## Task prompt
Check every line of the entries that follow, and copy the ones containing "JSON".

——

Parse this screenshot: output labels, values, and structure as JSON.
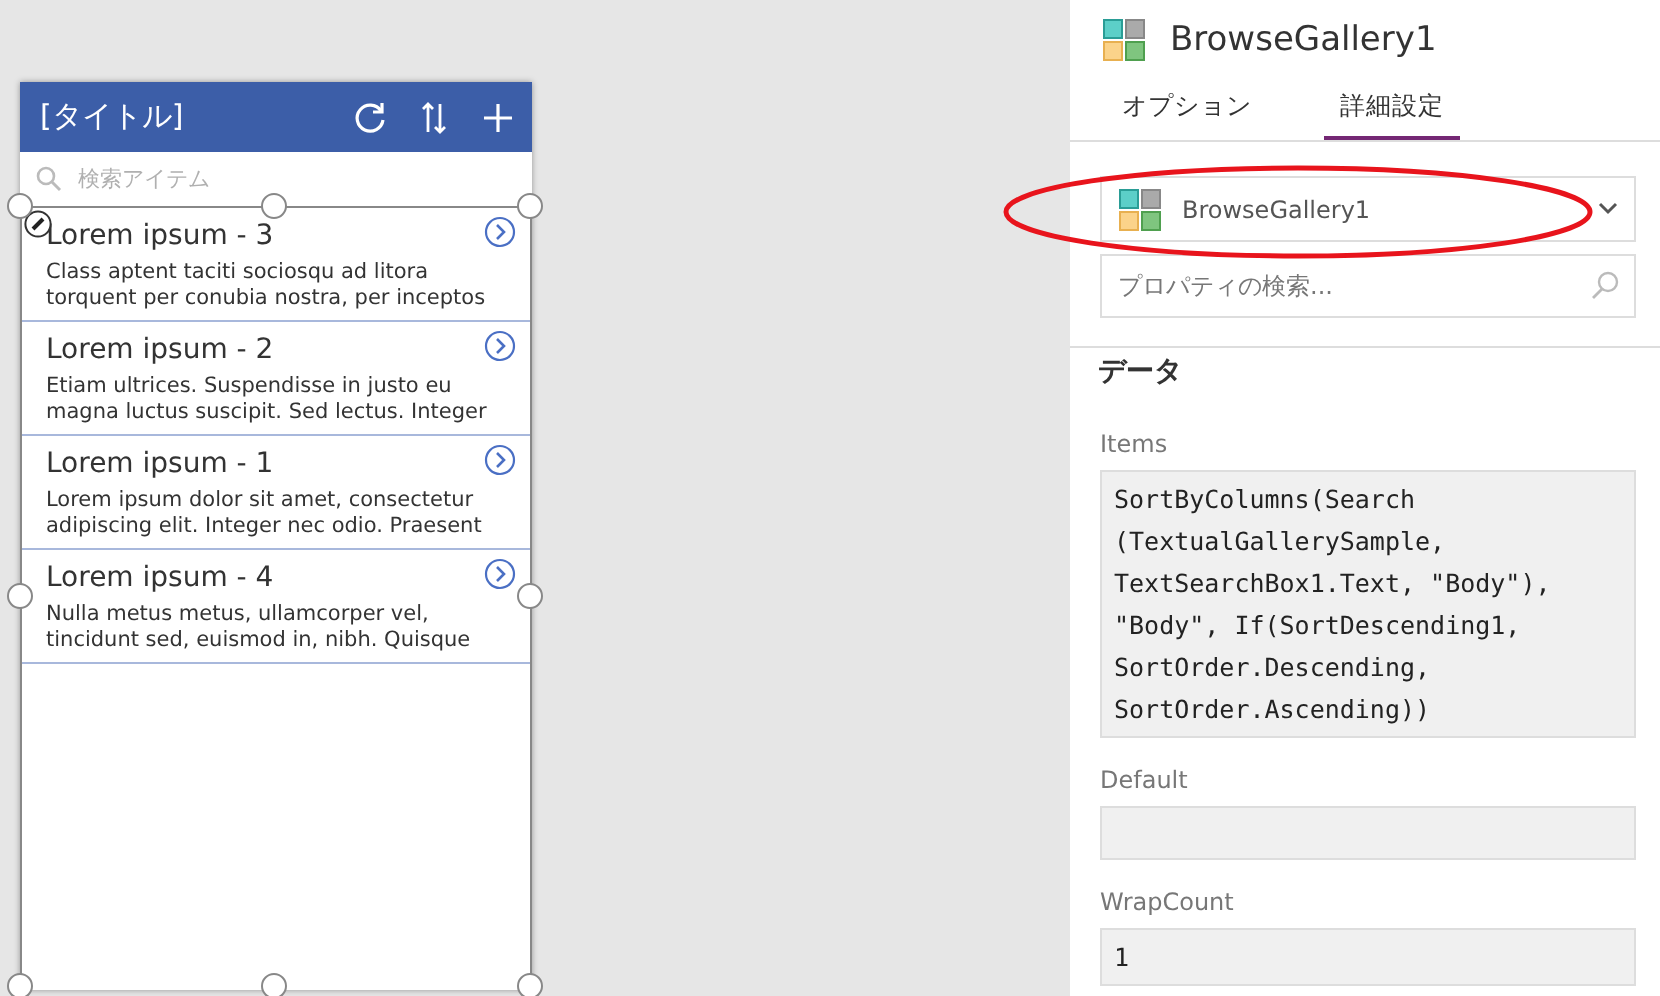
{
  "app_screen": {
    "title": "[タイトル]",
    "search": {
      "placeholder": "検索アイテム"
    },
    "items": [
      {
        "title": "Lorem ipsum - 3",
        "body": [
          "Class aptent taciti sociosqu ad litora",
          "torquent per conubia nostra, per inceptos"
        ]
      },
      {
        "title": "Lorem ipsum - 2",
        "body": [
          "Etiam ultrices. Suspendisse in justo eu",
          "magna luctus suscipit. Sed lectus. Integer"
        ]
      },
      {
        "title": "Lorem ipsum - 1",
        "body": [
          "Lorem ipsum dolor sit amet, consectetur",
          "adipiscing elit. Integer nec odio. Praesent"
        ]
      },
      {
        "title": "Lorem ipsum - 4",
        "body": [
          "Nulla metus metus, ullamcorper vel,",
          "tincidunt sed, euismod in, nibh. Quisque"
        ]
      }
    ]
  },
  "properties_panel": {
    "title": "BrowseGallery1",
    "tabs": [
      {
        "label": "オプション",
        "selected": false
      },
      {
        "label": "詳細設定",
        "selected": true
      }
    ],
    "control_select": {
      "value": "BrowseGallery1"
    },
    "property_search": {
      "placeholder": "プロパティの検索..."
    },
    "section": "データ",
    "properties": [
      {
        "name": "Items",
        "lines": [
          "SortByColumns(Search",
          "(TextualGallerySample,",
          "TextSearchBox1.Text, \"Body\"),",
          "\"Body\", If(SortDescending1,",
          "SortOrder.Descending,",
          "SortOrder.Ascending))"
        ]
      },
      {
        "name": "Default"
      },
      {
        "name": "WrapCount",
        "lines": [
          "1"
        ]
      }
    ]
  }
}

——

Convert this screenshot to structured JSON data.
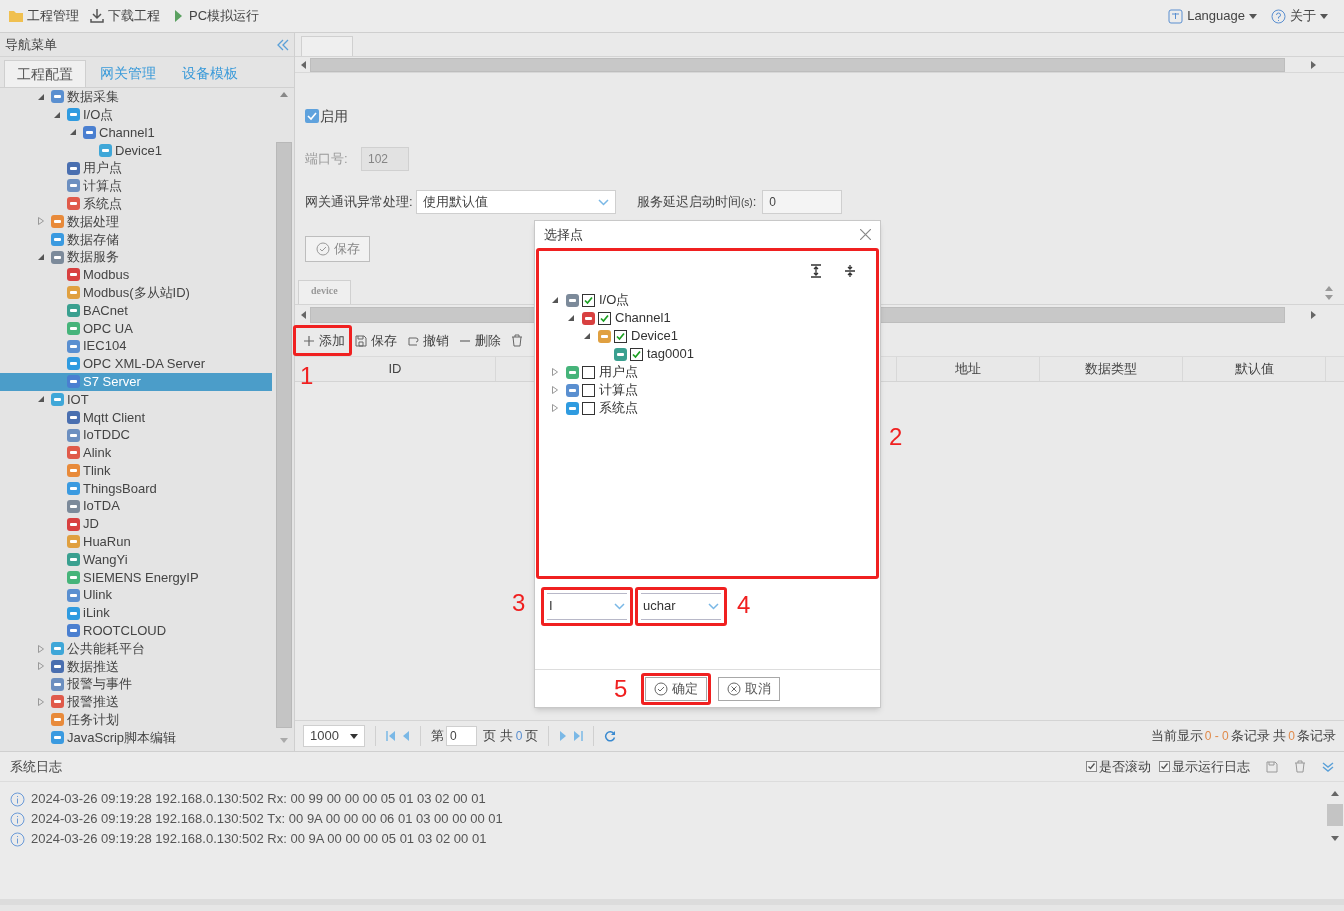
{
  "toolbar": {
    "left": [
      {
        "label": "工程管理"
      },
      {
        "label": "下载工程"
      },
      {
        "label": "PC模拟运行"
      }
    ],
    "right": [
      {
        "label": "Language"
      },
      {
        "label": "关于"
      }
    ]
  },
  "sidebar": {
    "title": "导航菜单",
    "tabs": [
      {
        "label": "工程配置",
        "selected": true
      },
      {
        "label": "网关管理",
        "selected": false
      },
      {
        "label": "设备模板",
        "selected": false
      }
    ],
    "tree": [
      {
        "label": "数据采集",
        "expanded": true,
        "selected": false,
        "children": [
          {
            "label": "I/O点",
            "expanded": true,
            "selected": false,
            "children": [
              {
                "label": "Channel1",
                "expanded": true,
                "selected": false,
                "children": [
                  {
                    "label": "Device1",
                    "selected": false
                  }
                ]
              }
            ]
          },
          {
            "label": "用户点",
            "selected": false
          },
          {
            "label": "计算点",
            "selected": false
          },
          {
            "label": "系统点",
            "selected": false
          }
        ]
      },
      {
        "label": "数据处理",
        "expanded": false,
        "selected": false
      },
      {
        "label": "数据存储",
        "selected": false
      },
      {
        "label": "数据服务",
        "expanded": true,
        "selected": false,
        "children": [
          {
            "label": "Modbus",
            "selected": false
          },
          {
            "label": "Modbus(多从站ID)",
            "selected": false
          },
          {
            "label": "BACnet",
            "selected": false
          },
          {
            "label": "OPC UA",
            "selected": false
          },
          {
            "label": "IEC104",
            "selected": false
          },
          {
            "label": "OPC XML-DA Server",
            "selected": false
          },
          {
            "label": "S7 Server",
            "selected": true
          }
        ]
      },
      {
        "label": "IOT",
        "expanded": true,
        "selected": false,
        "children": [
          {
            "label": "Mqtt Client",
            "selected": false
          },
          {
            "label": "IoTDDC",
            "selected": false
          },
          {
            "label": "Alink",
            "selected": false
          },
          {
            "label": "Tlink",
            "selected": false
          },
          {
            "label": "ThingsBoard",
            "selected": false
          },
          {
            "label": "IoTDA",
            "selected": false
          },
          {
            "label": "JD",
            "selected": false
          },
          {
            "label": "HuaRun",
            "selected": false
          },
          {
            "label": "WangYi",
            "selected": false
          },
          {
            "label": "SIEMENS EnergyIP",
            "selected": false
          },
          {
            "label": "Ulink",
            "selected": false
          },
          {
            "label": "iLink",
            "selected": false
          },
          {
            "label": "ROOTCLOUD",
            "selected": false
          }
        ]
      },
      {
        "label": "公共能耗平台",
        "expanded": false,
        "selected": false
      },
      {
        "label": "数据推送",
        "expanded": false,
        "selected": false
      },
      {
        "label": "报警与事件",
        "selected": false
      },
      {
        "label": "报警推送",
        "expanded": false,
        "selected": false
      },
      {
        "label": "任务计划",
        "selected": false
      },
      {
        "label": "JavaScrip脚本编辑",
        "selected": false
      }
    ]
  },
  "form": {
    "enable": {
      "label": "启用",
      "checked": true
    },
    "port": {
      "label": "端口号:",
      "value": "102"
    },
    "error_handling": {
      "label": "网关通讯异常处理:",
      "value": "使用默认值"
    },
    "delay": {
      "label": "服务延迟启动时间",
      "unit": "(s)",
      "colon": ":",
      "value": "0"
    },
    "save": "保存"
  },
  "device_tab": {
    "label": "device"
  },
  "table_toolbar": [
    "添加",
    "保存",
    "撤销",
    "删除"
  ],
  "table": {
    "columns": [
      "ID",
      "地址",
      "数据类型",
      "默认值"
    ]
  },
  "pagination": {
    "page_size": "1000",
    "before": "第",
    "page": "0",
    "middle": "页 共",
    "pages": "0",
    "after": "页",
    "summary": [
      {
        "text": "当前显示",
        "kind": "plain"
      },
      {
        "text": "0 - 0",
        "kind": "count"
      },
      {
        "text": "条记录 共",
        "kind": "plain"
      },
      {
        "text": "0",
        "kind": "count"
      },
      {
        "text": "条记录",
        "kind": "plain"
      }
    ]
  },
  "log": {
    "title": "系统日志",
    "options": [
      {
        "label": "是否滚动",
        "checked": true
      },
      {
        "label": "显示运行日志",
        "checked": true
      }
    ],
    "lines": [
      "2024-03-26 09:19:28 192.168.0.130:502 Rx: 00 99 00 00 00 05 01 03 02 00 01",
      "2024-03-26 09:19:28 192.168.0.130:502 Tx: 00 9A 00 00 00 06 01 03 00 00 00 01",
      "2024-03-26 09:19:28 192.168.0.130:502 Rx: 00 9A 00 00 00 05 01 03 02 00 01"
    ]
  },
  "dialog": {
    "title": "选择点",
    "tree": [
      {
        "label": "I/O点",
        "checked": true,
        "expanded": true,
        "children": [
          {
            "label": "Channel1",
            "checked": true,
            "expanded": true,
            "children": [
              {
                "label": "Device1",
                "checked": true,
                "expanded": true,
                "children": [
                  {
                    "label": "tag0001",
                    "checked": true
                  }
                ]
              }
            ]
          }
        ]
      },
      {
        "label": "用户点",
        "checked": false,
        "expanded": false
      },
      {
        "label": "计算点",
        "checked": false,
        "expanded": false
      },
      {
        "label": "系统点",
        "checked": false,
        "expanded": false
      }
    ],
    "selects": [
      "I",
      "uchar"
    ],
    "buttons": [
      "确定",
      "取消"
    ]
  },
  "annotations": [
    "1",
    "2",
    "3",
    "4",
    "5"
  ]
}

——

## Output for this exercise
Parse this screenshot: output labels, values, and structure as JSON.
Convert this screenshot to structured JSON data.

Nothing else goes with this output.